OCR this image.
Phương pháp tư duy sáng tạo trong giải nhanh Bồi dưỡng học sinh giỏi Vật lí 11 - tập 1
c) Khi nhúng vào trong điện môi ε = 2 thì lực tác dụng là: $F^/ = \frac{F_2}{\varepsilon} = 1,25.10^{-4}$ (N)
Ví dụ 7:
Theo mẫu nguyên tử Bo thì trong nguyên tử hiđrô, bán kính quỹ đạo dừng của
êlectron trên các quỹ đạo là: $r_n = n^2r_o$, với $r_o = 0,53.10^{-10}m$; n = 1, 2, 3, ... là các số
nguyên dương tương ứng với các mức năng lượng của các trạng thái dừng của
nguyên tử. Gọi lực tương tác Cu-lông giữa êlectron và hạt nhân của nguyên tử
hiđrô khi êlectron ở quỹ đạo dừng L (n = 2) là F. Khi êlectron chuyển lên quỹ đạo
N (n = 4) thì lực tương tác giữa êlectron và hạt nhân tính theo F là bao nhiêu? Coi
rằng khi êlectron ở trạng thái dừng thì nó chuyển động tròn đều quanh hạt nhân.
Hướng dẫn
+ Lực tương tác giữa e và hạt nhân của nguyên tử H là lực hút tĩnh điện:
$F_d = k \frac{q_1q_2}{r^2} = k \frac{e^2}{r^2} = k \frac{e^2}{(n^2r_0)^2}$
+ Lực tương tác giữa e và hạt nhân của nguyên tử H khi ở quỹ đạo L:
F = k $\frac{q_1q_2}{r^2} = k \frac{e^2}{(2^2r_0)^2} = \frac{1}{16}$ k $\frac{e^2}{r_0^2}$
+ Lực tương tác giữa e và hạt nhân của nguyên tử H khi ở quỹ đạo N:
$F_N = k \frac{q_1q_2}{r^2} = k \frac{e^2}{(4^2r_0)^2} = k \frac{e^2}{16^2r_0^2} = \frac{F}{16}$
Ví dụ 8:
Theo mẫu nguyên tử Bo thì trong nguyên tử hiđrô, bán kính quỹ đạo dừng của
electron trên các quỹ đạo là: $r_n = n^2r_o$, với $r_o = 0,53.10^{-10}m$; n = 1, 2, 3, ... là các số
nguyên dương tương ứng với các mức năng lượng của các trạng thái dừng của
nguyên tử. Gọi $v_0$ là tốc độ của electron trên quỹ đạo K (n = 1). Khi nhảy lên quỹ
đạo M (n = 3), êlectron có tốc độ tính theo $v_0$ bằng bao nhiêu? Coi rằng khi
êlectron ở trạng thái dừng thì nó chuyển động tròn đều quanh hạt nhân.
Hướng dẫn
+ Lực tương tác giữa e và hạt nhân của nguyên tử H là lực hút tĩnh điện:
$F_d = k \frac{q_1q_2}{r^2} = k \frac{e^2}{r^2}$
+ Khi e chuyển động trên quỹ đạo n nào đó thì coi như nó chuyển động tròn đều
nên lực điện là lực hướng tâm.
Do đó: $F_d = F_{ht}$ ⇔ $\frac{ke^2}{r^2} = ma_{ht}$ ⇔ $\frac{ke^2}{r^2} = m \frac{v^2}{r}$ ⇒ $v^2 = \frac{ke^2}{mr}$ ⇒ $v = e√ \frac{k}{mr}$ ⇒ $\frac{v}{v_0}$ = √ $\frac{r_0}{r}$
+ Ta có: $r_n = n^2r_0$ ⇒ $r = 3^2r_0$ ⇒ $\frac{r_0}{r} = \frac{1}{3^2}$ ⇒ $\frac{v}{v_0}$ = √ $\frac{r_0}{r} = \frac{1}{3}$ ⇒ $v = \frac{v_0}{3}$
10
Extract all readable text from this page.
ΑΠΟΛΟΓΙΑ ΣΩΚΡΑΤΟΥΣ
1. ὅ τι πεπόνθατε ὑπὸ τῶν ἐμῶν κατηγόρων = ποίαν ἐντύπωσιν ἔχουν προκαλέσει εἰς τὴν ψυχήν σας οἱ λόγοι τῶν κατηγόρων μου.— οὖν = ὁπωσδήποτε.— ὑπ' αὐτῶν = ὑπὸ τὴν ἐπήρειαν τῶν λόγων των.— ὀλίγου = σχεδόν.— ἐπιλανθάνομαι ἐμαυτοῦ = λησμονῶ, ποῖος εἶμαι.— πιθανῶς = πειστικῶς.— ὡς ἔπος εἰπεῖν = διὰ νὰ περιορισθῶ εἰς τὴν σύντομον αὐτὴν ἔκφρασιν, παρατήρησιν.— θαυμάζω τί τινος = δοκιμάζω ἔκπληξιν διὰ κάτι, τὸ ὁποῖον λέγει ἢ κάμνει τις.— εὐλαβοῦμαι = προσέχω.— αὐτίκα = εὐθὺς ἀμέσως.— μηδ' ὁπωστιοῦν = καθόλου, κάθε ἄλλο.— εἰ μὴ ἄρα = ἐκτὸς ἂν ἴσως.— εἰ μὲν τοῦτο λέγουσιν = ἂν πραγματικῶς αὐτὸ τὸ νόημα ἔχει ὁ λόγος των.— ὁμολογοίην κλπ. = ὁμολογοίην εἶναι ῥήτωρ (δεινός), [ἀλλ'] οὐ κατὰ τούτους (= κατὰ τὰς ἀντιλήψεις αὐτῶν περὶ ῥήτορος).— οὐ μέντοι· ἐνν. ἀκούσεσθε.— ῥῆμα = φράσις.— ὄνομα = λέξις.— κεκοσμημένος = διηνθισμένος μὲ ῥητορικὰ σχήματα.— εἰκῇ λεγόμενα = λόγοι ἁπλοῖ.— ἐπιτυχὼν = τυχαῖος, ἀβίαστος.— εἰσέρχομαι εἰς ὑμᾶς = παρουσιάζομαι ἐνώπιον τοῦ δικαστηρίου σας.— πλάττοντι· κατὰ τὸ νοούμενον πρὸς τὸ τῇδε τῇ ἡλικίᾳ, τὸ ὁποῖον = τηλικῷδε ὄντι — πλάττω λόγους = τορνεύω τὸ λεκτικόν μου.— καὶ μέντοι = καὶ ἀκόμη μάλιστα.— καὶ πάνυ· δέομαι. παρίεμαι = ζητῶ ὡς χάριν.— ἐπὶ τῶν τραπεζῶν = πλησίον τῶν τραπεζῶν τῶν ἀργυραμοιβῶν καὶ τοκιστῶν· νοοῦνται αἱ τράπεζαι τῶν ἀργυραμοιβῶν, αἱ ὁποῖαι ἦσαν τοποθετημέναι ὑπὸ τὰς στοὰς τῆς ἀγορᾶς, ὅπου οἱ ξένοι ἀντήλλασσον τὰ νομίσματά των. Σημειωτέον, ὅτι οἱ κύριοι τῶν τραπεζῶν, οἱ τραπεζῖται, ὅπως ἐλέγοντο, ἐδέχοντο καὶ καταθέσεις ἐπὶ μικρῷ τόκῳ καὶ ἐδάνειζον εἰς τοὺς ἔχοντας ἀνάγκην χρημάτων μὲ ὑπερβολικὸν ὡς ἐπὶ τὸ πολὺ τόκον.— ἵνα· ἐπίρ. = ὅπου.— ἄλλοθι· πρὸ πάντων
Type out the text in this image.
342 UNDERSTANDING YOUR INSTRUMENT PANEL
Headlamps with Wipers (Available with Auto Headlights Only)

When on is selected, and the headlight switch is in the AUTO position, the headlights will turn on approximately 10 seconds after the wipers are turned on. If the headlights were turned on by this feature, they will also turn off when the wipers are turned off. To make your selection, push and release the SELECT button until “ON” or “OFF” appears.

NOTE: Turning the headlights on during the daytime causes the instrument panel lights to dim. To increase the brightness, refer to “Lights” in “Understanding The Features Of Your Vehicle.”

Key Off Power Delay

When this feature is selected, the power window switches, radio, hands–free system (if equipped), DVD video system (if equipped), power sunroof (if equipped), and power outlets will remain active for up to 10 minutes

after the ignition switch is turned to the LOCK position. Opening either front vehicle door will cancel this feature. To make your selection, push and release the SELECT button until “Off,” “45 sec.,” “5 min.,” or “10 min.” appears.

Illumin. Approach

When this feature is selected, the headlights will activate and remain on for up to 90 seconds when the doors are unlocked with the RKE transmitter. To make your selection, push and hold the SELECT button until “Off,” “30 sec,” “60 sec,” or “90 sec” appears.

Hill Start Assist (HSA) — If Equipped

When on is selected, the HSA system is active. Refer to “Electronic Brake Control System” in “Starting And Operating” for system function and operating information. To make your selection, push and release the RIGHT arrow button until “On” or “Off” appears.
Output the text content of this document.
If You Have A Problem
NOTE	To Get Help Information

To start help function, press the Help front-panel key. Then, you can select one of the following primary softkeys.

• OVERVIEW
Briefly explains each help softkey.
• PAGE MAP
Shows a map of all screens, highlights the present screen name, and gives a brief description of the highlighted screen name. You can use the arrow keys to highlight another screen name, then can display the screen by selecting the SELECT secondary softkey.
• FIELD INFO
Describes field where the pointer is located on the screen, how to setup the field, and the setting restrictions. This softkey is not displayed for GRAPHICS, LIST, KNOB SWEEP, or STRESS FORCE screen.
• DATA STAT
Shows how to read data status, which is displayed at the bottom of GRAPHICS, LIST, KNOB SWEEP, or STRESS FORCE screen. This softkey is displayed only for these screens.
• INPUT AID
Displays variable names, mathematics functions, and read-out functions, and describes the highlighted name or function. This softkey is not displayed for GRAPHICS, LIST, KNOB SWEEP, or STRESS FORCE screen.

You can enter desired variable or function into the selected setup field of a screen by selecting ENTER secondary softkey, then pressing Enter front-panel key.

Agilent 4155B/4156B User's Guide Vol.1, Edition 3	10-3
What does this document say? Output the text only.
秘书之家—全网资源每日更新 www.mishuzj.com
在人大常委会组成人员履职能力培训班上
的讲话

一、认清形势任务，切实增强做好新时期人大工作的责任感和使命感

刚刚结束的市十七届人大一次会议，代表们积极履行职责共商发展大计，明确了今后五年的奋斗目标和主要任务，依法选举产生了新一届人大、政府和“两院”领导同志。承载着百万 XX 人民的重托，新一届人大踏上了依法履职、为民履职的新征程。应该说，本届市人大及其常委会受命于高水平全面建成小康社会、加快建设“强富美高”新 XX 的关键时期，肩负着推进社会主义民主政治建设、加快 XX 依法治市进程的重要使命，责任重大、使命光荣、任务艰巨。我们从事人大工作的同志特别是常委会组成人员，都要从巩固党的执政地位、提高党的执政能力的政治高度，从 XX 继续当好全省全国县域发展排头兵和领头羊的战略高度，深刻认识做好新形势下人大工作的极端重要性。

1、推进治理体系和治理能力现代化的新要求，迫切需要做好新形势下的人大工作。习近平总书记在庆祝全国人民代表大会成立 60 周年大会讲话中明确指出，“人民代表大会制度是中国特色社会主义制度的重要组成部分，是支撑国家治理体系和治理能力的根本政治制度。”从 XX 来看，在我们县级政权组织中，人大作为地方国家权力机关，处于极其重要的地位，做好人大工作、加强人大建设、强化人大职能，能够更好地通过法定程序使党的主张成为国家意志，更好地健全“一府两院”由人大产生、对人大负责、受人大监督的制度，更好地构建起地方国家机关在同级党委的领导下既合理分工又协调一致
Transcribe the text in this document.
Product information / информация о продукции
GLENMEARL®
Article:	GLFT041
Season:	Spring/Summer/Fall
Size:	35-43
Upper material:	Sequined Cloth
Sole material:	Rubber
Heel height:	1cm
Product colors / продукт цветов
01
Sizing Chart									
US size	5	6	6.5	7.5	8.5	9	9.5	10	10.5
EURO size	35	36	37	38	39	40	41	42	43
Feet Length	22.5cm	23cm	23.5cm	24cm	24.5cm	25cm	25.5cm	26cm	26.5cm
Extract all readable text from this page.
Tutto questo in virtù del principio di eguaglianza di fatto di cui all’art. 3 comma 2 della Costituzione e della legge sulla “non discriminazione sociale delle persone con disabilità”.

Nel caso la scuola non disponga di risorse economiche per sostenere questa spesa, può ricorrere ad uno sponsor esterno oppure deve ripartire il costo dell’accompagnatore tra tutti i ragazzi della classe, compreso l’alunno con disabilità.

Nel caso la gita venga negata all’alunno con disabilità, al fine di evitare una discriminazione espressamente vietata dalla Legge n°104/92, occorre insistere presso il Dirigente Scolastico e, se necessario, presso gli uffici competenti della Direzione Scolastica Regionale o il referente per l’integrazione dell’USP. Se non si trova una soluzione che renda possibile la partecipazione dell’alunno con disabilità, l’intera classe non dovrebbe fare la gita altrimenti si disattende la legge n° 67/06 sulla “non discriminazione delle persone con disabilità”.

▸ **What to produce**
Only a number is wanted: how many lines contain the word "KNOB"?

▸ **Full response**
3